---------- Dataset ----------

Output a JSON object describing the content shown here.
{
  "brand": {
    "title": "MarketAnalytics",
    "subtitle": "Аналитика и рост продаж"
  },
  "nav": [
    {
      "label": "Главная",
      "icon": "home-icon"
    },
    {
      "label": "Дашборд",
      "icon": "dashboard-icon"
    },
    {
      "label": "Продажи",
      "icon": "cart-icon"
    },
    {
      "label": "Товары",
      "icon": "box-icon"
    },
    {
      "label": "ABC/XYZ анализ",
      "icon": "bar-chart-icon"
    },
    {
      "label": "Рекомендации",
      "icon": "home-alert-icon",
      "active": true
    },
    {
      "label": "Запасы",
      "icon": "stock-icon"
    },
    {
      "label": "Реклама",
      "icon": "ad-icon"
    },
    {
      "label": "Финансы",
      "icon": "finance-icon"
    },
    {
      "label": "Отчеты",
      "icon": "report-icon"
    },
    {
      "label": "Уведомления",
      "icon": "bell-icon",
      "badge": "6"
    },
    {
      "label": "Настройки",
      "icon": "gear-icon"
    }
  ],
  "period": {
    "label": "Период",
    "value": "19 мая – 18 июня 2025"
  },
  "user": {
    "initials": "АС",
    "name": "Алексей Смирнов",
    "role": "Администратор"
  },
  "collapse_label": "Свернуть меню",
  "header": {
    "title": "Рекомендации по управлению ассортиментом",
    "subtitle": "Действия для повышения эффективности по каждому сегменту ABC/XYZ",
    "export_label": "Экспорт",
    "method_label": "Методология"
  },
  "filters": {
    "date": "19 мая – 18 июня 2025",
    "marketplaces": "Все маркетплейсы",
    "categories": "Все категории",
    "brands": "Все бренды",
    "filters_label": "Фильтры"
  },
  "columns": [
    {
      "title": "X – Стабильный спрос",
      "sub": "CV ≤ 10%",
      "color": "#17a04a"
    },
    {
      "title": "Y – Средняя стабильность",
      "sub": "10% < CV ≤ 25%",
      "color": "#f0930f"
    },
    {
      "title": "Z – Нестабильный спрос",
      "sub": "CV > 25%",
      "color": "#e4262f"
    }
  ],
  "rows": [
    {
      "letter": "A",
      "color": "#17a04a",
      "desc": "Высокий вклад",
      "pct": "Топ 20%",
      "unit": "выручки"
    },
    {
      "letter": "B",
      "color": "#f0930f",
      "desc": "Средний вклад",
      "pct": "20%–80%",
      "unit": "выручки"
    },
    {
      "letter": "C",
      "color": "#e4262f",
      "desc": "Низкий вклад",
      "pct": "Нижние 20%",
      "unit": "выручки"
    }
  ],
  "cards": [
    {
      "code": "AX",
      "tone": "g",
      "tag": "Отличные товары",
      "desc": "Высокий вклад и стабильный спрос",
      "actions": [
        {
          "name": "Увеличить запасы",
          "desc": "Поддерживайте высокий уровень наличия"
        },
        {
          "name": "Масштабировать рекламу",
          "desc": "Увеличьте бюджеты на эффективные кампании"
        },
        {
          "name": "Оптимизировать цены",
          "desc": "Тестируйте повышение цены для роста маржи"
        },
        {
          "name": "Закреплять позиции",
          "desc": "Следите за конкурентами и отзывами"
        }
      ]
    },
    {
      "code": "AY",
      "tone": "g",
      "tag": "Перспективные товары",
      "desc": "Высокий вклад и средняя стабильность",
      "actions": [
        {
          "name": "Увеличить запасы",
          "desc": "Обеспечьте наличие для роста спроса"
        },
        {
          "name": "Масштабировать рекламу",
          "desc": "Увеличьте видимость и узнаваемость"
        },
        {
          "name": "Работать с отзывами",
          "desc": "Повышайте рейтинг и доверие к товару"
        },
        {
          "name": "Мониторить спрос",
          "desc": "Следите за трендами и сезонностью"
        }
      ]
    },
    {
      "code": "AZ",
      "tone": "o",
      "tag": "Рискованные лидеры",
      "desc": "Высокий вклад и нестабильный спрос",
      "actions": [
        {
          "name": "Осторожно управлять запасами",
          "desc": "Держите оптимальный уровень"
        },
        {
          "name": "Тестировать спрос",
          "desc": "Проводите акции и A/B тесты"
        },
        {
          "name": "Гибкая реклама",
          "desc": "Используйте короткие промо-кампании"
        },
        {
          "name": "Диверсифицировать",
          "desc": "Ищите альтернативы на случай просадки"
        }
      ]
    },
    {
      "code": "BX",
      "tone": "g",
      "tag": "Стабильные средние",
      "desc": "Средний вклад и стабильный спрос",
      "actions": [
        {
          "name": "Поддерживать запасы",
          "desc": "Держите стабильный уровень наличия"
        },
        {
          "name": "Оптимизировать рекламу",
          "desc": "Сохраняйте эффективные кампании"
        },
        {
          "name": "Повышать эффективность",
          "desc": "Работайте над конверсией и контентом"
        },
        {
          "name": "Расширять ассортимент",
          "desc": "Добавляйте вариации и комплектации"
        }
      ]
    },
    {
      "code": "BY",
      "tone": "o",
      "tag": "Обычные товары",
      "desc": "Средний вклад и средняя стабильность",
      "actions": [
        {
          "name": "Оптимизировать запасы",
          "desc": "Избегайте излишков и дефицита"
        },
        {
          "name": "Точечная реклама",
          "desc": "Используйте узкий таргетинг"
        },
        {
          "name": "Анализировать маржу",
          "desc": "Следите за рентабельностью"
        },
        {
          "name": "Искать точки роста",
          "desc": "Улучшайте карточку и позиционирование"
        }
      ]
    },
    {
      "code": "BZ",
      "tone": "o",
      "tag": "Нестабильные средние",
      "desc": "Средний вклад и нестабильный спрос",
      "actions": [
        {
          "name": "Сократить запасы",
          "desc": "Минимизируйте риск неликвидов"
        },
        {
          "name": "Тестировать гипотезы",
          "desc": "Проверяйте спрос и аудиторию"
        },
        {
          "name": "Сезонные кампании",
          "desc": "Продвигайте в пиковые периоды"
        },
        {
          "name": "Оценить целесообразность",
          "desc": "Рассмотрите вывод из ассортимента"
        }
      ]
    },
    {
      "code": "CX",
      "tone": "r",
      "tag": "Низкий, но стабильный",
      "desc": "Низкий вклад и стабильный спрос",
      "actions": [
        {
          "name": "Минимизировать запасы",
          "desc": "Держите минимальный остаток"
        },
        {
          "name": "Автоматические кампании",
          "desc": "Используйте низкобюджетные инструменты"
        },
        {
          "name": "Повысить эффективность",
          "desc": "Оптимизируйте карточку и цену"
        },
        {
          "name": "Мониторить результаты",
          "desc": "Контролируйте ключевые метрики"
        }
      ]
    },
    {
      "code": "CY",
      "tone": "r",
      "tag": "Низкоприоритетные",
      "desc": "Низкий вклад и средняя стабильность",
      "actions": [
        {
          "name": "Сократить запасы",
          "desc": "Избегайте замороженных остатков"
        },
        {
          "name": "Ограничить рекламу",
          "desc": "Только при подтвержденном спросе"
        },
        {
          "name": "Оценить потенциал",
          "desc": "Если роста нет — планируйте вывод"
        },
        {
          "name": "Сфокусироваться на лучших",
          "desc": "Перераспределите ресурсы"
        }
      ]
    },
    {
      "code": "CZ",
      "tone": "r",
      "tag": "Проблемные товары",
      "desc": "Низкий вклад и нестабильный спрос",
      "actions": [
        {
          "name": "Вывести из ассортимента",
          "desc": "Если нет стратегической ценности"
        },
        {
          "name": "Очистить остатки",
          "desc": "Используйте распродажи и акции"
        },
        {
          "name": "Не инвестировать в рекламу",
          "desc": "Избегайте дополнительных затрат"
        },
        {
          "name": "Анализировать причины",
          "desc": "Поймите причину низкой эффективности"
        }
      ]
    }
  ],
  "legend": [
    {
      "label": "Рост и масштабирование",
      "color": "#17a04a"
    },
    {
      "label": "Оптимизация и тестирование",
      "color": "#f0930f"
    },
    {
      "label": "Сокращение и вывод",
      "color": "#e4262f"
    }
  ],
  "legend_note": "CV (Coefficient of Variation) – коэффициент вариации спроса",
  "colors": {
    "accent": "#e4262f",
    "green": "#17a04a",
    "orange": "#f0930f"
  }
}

----------

— Stated goal —
Each line holding "Увеличьте" must be found and copied.

— Exercise answer —
          "desc": "Увеличьте бюджеты на эффективные кампании"
          "desc": "Увеличьте видимость и узнаваемость"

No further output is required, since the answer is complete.